>> Begin RECORDS PROVIDED
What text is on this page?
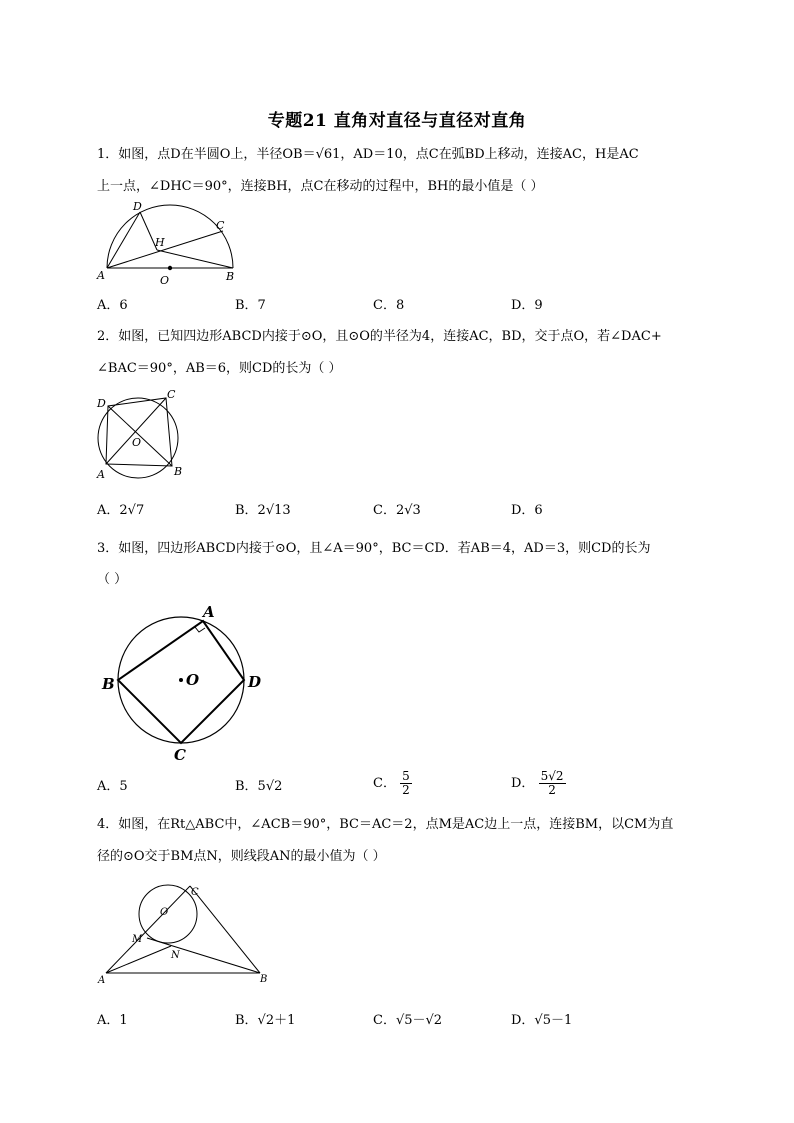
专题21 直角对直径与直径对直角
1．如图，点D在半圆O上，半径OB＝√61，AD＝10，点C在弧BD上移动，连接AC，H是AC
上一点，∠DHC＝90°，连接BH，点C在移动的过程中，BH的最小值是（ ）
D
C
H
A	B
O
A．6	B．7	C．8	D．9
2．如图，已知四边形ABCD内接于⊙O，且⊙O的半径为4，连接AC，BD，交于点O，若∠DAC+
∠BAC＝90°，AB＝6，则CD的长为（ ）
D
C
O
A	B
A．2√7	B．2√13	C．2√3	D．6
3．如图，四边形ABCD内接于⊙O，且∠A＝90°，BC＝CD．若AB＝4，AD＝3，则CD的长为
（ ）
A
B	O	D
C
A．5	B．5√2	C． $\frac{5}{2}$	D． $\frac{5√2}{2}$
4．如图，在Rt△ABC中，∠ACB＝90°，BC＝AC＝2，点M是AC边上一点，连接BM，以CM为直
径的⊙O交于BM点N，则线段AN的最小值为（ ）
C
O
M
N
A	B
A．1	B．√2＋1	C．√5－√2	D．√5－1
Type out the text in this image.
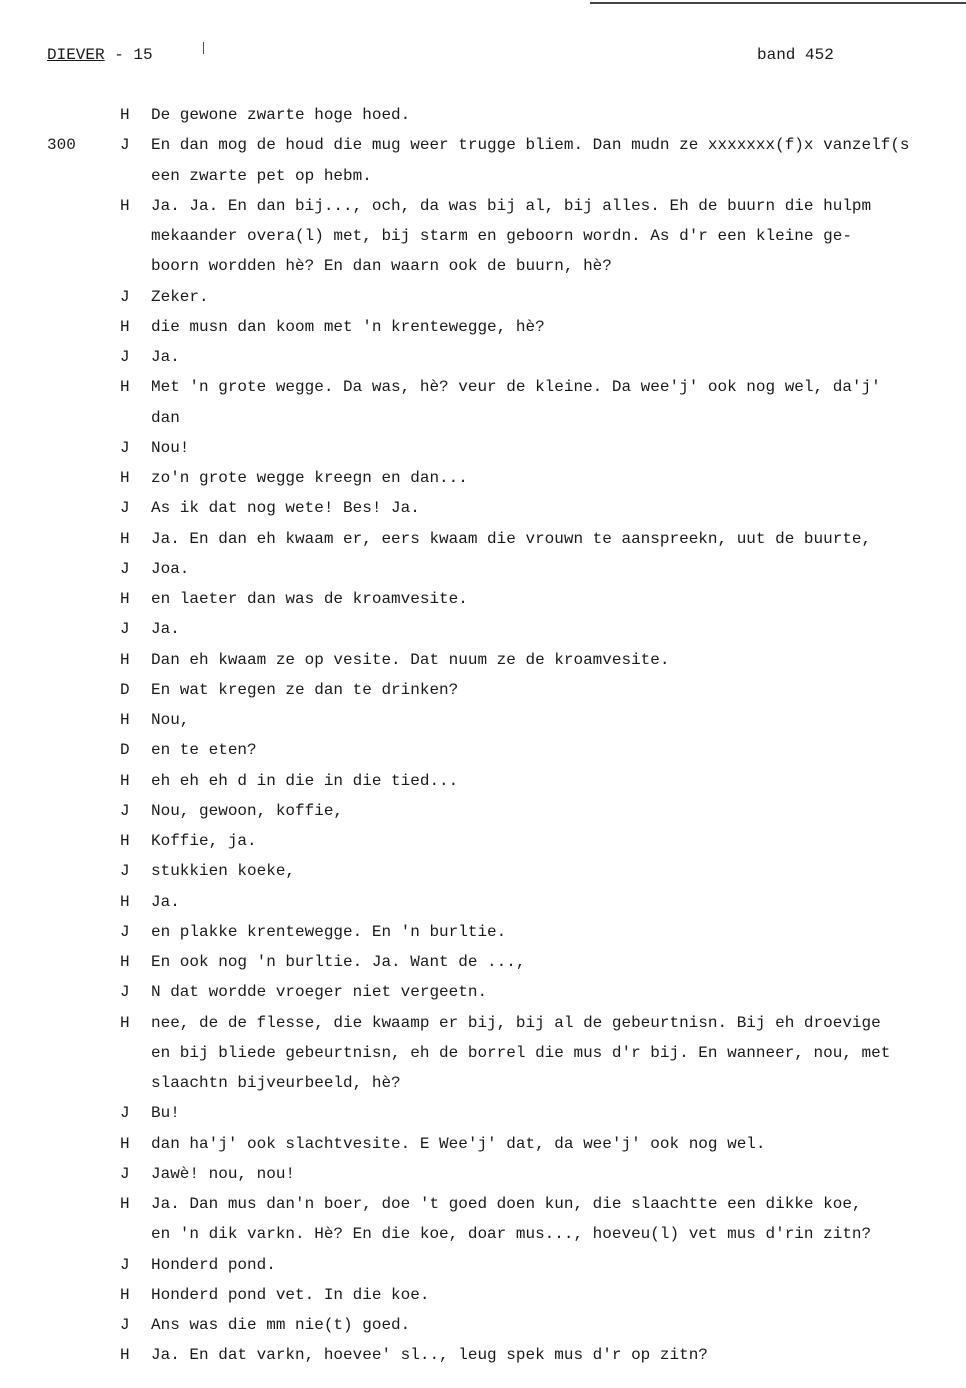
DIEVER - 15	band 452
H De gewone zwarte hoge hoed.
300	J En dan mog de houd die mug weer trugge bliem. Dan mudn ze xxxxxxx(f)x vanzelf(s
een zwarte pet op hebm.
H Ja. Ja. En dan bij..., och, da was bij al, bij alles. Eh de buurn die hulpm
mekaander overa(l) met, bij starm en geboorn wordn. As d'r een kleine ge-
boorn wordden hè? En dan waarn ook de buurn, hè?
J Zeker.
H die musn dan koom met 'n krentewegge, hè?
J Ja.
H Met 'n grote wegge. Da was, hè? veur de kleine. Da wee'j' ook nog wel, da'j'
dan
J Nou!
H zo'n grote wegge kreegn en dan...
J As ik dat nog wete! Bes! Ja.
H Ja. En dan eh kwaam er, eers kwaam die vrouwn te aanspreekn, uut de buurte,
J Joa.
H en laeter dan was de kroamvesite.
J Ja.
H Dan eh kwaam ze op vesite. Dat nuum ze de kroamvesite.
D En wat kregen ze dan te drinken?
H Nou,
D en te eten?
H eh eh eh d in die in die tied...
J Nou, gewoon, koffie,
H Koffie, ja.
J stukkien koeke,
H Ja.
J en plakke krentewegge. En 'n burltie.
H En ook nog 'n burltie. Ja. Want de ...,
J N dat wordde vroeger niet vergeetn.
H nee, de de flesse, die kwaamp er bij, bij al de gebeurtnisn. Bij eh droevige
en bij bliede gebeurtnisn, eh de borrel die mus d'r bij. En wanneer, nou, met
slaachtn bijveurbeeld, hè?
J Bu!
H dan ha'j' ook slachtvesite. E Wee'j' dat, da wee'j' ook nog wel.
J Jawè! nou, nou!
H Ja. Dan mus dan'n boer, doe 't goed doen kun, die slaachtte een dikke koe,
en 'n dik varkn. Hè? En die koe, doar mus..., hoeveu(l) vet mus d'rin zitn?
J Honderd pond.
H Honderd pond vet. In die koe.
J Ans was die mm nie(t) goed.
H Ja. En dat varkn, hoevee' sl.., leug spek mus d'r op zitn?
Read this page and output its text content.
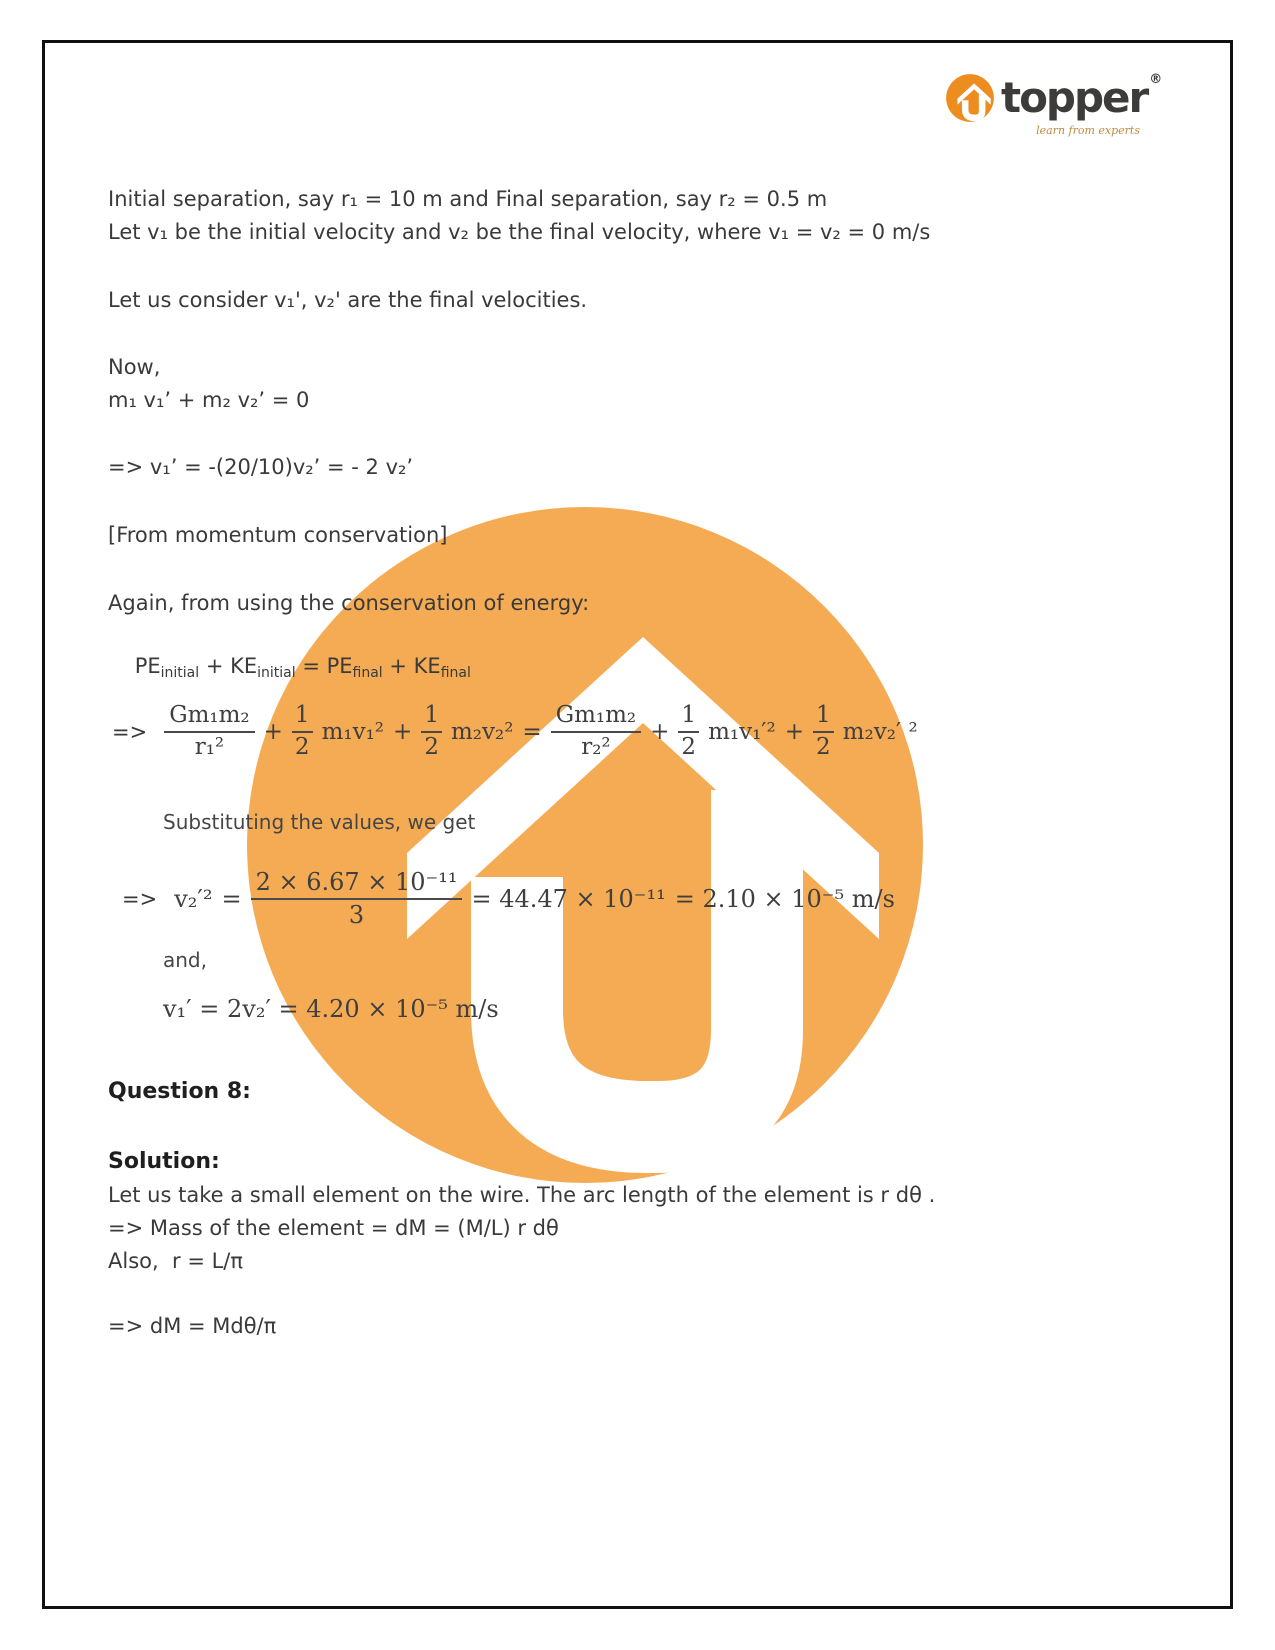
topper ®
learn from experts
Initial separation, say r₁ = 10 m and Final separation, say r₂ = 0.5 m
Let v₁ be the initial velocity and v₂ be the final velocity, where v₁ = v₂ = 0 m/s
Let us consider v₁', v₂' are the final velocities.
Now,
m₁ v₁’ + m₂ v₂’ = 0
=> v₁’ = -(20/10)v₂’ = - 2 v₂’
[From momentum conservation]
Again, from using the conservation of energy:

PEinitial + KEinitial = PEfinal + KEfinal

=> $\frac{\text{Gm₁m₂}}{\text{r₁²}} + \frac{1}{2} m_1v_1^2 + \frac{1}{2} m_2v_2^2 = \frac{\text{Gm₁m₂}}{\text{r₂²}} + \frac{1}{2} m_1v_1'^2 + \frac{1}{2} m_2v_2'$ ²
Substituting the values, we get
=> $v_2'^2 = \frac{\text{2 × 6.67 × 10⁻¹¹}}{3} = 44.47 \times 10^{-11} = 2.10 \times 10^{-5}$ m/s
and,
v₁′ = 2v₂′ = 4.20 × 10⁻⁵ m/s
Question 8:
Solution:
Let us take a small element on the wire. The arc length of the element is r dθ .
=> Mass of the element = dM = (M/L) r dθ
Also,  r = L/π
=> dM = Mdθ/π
>> End RECORDS PROVIDED
INSTRUCTIONS FOR THE TASK:
The listing above needs to be output again exactly. Don't include the pictures.

ANSWER IN FULL:
What text is on this page?
专题21 直角对直径与直径对直角
1．如图，点D在半圆O上，半径OB＝√61，AD＝10，点C在弧BD上移动，连接AC，H是AC
上一点，∠DHC＝90°，连接BH，点C在移动的过程中，BH的最小值是（ ）
D
C
H
A	B
O
A．6	B．7	C．8	D．9
2．如图，已知四边形ABCD内接于⊙O，且⊙O的半径为4，连接AC，BD，交于点O，若∠DAC+
∠BAC＝90°，AB＝6，则CD的长为（ ）
D
C
O
A	B
A．2√7	B．2√13	C．2√3	D．6
3．如图，四边形ABCD内接于⊙O，且∠A＝90°，BC＝CD．若AB＝4，AD＝3，则CD的长为
（ ）
A
B	O	D
C
A．5	B．5√2	C． $\frac{5}{2}$	D． $\frac{5√2}{2}$
4．如图，在Rt△ABC中，∠ACB＝90°，BC＝AC＝2，点M是AC边上一点，连接BM，以CM为直
径的⊙O交于BM点N，则线段AN的最小值为（ ）
C
O
M
N
A	B
A．1	B．√2＋1	C．√5－√2	D．√5－1
Type out the text in this image.
DIEVER - 15	band 452
H De gewone zwarte hoge hoed.
300	J En dan mog de houd die mug weer trugge bliem. Dan mudn ze xxxxxxx(f)x vanzelf(s
een zwarte pet op hebm.
H Ja. Ja. En dan bij..., och, da was bij al, bij alles. Eh de buurn die hulpm
mekaander overa(l) met, bij starm en geboorn wordn. As d'r een kleine ge-
boorn wordden hè? En dan waarn ook de buurn, hè?
J Zeker.
H die musn dan koom met 'n krentewegge, hè?
J Ja.
H Met 'n grote wegge. Da was, hè? veur de kleine. Da wee'j' ook nog wel, da'j'
dan
J Nou!
H zo'n grote wegge kreegn en dan...
J As ik dat nog wete! Bes! Ja.
H Ja. En dan eh kwaam er, eers kwaam die vrouwn te aanspreekn, uut de buurte,
J Joa.
H en laeter dan was de kroamvesite.
J Ja.
H Dan eh kwaam ze op vesite. Dat nuum ze de kroamvesite.
D En wat kregen ze dan te drinken?
H Nou,
D en te eten?
H eh eh eh d in die in die tied...
J Nou, gewoon, koffie,
H Koffie, ja.
J stukkien koeke,
H Ja.
J en plakke krentewegge. En 'n burltie.
H En ook nog 'n burltie. Ja. Want de ...,
J N dat wordde vroeger niet vergeetn.
H nee, de de flesse, die kwaamp er bij, bij al de gebeurtnisn. Bij eh droevige
en bij bliede gebeurtnisn, eh de borrel die mus d'r bij. En wanneer, nou, met
slaachtn bijveurbeeld, hè?
J Bu!
H dan ha'j' ook slachtvesite. E Wee'j' dat, da wee'j' ook nog wel.
J Jawè! nou, nou!
H Ja. Dan mus dan'n boer, doe 't goed doen kun, die slaachtte een dikke koe,
en 'n dik varkn. Hè? En die koe, doar mus..., hoeveu(l) vet mus d'rin zitn?
J Honderd pond.
H Honderd pond vet. In die koe.
J Ans was die mm nie(t) goed.
H Ja. En dat varkn, hoevee' sl.., leug spek mus d'r op zitn?
Read this page and output its text content.
topper ®
learn from experts
Initial separation, say r₁ = 10 m and Final separation, say r₂ = 0.5 m
Let v₁ be the initial velocity and v₂ be the final velocity, where v₁ = v₂ = 0 m/s
Let us consider v₁', v₂' are the final velocities.
Now,
m₁ v₁’ + m₂ v₂’ = 0
=> v₁’ = -(20/10)v₂’ = - 2 v₂’
[From momentum conservation]
Again, from using the conservation of energy:

PEinitial + KEinitial = PEfinal + KEfinal

=> $\frac{\text{Gm₁m₂}}{\text{r₁²}} + \frac{1}{2} m_1v_1^2 + \frac{1}{2} m_2v_2^2 = \frac{\text{Gm₁m₂}}{\text{r₂²}} + \frac{1}{2} m_1v_1'^2 + \frac{1}{2} m_2v_2'$ ²
Substituting the values, we get
=> $v_2'^2 = \frac{\text{2 × 6.67 × 10⁻¹¹}}{3} = 44.47 \times 10^{-11} = 2.10 \times 10^{-5}$ m/s
and,
v₁′ = 2v₂′ = 4.20 × 10⁻⁵ m/s
Question 8:
Solution:
Let us take a small element on the wire. The arc length of the element is r dθ .
=> Mass of the element = dM = (M/L) r dθ
Also,  r = L/π
=> dM = Mdθ/π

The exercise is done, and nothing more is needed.